* **What is asked**
Scan the lines below; pull out those with "可我看不见她".

* **Materials provided**
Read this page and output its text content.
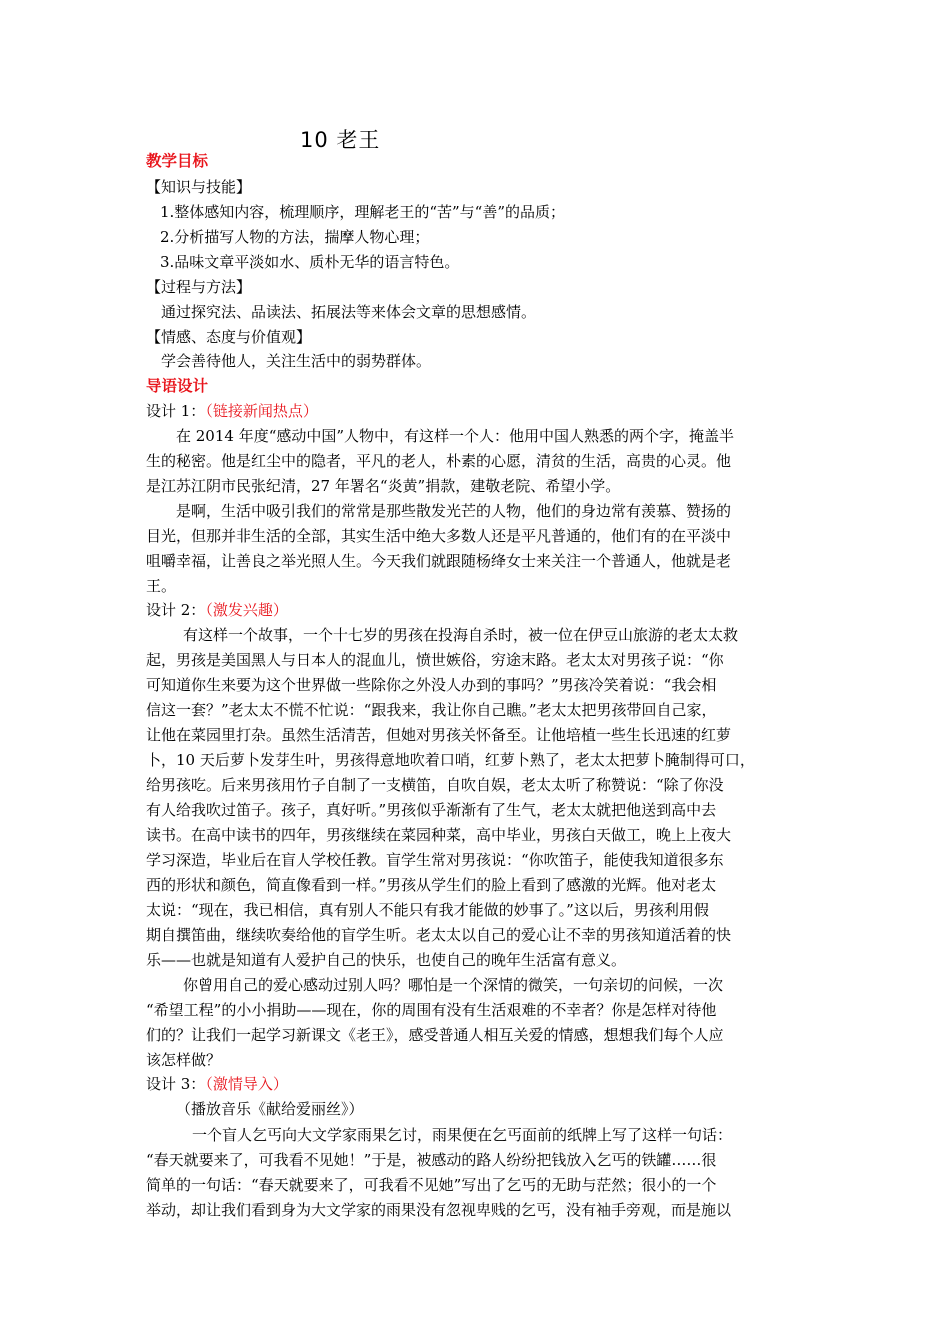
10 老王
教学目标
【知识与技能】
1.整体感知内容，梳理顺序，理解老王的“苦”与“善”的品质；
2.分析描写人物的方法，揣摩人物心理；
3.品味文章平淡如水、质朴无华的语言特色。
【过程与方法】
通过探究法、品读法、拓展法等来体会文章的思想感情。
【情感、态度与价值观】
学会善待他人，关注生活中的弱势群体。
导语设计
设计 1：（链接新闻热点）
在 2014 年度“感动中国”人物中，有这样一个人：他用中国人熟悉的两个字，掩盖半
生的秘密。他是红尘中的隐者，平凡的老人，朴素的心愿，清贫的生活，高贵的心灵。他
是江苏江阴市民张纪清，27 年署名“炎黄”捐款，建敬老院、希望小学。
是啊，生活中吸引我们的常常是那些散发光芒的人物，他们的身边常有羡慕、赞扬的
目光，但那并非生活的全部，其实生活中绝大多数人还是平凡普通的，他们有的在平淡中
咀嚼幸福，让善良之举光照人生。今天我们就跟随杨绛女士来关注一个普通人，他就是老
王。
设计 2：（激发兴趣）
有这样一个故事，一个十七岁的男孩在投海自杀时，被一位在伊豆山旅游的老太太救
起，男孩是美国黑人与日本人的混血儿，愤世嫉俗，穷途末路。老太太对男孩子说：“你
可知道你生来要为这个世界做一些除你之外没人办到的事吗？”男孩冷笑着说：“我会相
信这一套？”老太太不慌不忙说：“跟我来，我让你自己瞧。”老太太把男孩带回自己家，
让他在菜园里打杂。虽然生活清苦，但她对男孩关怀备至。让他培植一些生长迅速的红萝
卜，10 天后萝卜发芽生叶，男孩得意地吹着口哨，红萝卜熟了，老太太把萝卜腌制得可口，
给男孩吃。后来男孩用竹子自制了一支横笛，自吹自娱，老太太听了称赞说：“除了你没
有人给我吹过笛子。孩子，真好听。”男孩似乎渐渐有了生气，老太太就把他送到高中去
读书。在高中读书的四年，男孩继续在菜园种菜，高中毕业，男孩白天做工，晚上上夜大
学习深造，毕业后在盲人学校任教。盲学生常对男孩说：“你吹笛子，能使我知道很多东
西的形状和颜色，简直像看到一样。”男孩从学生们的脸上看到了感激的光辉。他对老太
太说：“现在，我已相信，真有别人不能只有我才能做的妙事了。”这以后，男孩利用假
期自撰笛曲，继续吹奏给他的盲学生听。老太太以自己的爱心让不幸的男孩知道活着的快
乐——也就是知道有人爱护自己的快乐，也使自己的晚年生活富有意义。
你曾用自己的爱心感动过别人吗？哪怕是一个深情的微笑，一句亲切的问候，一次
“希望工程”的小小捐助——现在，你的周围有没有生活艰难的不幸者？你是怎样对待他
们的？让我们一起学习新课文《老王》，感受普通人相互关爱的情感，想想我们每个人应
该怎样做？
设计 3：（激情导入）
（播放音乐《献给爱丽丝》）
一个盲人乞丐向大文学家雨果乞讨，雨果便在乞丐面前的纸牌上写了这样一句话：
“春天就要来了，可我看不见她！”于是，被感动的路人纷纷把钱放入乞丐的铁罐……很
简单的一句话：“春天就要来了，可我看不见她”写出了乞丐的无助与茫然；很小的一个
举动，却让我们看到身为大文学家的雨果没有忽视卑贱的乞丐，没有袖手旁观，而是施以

...

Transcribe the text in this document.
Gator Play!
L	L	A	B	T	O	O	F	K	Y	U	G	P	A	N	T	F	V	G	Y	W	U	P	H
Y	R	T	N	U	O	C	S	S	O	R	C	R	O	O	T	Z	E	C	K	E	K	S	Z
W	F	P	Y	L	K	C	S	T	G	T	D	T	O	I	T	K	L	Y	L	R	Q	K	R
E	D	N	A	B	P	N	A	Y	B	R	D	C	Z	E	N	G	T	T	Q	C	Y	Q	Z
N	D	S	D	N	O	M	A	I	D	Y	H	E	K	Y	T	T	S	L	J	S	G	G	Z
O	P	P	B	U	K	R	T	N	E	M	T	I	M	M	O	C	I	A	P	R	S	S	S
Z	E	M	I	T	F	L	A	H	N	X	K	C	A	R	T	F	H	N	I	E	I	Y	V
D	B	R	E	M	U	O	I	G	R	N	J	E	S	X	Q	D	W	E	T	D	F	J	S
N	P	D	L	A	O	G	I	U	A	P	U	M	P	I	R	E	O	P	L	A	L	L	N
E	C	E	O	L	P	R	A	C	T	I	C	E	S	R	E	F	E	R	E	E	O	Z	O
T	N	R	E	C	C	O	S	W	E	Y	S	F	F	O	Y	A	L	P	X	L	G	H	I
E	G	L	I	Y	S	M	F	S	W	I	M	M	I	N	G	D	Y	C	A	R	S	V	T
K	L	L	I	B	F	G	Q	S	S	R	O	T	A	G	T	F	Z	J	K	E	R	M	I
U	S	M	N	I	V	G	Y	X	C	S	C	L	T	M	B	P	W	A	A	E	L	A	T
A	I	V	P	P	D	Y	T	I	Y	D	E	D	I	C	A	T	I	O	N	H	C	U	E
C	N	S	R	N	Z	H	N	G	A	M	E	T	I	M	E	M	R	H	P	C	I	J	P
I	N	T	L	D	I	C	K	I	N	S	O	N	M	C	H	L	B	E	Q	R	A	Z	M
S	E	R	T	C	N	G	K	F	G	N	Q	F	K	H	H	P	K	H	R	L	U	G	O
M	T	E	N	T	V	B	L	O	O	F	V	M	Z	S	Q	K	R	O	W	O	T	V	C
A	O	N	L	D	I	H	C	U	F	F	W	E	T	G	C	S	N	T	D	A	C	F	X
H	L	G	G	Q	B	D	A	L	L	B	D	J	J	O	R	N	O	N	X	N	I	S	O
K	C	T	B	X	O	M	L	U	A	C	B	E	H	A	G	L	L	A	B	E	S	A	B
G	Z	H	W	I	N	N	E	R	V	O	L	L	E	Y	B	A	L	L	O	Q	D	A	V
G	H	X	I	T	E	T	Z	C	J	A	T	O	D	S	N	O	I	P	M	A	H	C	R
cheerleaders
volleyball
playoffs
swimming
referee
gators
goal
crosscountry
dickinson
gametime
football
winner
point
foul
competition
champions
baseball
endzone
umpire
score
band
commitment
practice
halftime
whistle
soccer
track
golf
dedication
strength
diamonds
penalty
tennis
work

* **Result of this exercise**
“春天就要来了，可我看不见她！”于是，被感动的路人纷纷把钱放入乞丐的铁罐……很
简单的一句话：“春天就要来了，可我看不见她”写出了乞丐的无助与茫然；很小的一个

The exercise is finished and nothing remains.